YOUR OBJECTIVE:
How many lines of these entries hold the string "color"? Reply with the number alone.

EXTRACTED MATERIAL:
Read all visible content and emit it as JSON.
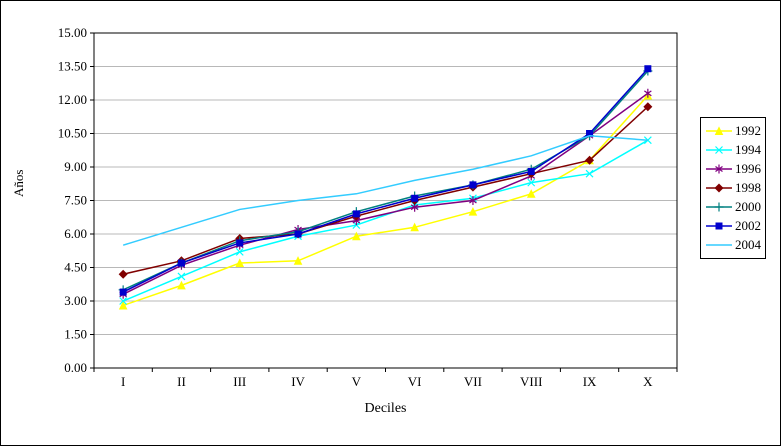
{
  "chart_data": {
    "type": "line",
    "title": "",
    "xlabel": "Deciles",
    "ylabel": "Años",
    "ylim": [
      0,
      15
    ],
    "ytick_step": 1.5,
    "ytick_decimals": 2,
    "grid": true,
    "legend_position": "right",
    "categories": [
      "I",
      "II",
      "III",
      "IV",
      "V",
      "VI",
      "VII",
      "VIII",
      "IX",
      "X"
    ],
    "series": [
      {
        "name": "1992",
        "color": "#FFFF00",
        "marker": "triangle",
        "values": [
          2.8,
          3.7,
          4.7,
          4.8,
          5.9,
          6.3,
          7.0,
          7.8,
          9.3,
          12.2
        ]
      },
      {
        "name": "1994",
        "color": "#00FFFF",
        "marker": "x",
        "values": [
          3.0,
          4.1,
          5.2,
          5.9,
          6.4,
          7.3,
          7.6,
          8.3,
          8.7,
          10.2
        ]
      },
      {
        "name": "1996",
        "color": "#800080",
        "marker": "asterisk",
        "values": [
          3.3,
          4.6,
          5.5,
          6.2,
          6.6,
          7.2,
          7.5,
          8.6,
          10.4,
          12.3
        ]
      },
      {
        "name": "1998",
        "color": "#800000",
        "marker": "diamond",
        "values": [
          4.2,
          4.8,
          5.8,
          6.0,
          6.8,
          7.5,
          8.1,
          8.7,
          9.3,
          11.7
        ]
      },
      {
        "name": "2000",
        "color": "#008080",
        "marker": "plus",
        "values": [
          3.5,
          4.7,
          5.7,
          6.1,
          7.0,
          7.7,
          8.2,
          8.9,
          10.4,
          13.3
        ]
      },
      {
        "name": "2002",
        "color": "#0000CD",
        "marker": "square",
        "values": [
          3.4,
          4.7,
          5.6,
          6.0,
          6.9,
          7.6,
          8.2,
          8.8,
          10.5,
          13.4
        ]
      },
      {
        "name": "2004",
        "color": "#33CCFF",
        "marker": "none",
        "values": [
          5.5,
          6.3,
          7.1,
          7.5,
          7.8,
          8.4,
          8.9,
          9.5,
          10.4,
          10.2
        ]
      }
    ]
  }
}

PROBLEM SOLUTION:
7